Estratto>
▶
Ma veniamo all’analisi dei suoi lavori, sono convinto che della produzione di De Andrè niente risulta poco poetico ed ispirato ed è difficile per me indicare il disco migliore, posso solo esprimere la mia preferenza in questo momento che scrivo, perché nel tempo mi sono legato a tutti i lavori del Faber (nomignolo che gli aveva affibbiato il suo
amico Paolo Villaggio). In questa fase della mia vita e della situazione politica che sta attraversando l’Italia, l’album che più calza questi sentimenti è senz’altro “Storia di un impiegato” perché è entrato, nel bene e nel male e con prepotenza nelle nostre storie personali e ci ha consegnato spunti di riflessione su tante problematiche ancora molto attuali, la lotta, i rapporti tra le generazioni, la violenza, il carcere. Un disco, scritto nel 1973 con Nicola Piovani (musica) e Fabrizio Bentivoglio (liriche), un concept-album che insieme a “La buona Novella” (1970) e “Non al denaro non all’amore né al cielo” (1971) fa parte di una trilogia in cui si riflette su grandi temi. Un album particolare, di cui si è molto parlato e da taluni addirittura contestato perché sembrava quasi un incitamento alla ribellione, mentre secondo me rappresenta un quadro, sotto forma di poesia, in cui viene descritto un importante periodo storico. Un ritratto molto marcato ma assolutamente privo di qualsiasi pretesa di insegnare o ispirare azioni violente, anche se è innegabile la sua forza fatta di melodie e nuove sonorità che unite ai tanti temi caldi e sentiti si fondono in una miscela esplosiva.
◀
Istruzioni>
1. Riassumi in due frasi il brano su De André.
2. Fornisci il seguito del brano su De André, partendo dopo l'ultima frase riportata.

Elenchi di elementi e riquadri
▶
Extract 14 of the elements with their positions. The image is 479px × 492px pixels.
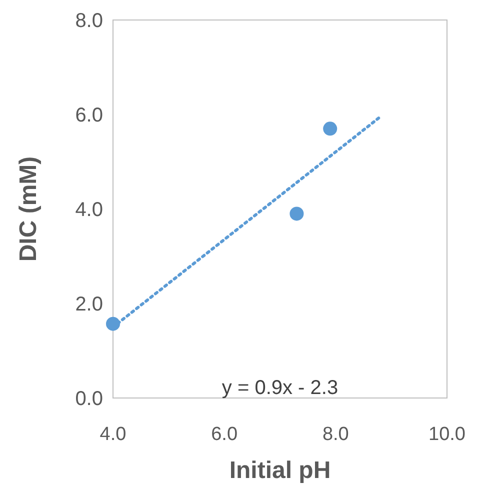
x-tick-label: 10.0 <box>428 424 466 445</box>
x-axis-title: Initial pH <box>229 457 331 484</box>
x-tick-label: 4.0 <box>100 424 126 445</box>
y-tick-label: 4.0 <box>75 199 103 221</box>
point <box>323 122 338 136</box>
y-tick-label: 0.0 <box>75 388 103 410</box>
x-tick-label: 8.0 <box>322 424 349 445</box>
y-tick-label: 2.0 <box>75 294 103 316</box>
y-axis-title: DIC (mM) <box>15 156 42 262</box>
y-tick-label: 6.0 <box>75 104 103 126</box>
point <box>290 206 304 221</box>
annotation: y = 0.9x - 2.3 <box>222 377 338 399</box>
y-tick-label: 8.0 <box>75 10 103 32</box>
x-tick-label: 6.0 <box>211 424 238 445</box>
◀
▶
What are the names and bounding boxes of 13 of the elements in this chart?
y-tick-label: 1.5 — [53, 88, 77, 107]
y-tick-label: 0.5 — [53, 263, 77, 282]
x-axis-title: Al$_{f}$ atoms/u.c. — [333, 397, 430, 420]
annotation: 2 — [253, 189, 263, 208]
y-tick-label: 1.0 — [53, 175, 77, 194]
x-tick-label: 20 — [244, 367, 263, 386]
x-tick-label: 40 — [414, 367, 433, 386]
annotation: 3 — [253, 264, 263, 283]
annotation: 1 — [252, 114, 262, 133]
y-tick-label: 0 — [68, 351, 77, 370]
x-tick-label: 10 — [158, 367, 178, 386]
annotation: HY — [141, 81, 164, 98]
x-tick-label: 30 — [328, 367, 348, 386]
◀
Soluzioni>
1. L'autore giudica poetica e ispirata tutta la produzione di De André e fatica a indicare il disco migliore, ma oggi preferisce "Storia di un impiegato", che offre spunti di riflessione su temi ancora attuali come la lotta, i rapporti tra le generazioni, la violenza e il carcere. Questo concept-album, parte di una trilogia con "La buona Novella" e "Non al denaro non all'amore né al cielo", è stato contestato da alcuni come un incitamento alla ribellione, mentre per l'autore è un ritratto poetico di un importante periodo storico, privo di qualsiasi pretesa di ispirare azioni violente.

2.
“Storia di un impiegato” è un disco sull’illusione che nasce da quel grande movimento di massa che fu il 1968. E’ un romanzo in musica in cui si traccia il percorso di un giovane che partendo dall’ascolto di una canzone di lotta del ’68 (La canzone del Maggio) riflette sulla sua incapacità di prendere parte alla lotta, perché ormai troppo integrato nella
società borghese, ma è una canzone in cui c’è una presa di coscienza dei problemi sociali e della necessità di lottare per cambiare la situazione; si parla di lotta, si ricordano gli avvenimenti accaduti durante la rivolta nata dagli studenti e, rivolgendosi a quelli che alla lotta non hanno partecipato, li accusa e ricorda loro che chiunque, anche chi, in quelle giornate, si è chiuso in casa per paura, è ugualmente coinvolto negli avvenimenti. La canzone contiene l’affermazione che la rivolta non è finita ma ci sarà nuovamente, in futuro, più forte. L’impiegato riflette sulla sua vita fatta di mediocrità,
paura e tanto individualismo e si paragona a quei ragazzi che hanno voluto, invece, ribellarsi al sistema che li opprimeva.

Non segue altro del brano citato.